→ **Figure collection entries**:

** START **

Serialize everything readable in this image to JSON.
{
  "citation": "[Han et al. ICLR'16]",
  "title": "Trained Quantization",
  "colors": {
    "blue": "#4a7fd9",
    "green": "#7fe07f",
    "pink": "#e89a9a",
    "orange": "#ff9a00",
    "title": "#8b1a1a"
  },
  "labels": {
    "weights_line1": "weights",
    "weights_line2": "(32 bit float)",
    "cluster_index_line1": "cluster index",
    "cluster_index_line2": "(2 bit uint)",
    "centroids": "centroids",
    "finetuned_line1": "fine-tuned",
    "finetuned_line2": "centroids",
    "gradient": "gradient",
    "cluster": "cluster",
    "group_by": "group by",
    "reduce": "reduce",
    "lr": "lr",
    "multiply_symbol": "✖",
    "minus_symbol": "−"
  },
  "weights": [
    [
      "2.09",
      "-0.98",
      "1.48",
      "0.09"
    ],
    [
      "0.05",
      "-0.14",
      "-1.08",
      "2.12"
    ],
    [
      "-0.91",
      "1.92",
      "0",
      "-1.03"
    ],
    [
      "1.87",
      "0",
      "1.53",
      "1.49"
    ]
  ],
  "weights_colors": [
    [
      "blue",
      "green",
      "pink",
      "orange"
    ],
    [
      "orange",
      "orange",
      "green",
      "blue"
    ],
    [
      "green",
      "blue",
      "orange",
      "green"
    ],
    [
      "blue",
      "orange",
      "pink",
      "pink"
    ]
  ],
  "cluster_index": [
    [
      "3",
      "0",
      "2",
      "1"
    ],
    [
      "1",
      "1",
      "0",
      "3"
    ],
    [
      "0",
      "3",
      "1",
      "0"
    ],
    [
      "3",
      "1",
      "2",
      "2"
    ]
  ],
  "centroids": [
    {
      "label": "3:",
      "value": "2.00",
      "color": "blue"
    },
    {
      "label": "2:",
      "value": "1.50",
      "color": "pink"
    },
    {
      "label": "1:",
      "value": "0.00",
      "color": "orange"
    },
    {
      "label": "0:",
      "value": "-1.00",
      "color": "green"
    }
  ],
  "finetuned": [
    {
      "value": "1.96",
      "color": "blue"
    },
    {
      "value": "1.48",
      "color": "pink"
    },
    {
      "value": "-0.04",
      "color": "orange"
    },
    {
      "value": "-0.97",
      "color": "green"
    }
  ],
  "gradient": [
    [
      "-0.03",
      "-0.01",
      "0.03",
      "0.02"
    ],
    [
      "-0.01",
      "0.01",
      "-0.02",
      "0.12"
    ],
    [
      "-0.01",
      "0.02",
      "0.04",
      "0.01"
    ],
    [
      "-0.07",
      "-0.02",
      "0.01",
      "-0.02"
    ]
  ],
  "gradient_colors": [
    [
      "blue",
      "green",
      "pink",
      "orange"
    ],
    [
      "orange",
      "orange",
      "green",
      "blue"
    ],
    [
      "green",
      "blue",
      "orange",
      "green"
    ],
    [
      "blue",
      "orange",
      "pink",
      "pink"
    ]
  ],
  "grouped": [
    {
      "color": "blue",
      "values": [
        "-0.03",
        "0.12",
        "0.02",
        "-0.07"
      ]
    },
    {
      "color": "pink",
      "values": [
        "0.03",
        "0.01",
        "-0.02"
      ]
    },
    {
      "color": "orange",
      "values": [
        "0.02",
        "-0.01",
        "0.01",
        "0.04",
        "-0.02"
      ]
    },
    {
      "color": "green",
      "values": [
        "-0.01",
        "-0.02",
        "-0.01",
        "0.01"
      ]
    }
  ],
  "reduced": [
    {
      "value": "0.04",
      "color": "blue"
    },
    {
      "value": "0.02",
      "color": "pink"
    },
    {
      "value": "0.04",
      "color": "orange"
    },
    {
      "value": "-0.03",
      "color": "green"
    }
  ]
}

** END **

→ **TO DO**: Pull every line containing "title" out of the data above.

→ **WRITTEN ANSWER**:
  "title": "Trained Quantization",
    "title": "#8b1a1a"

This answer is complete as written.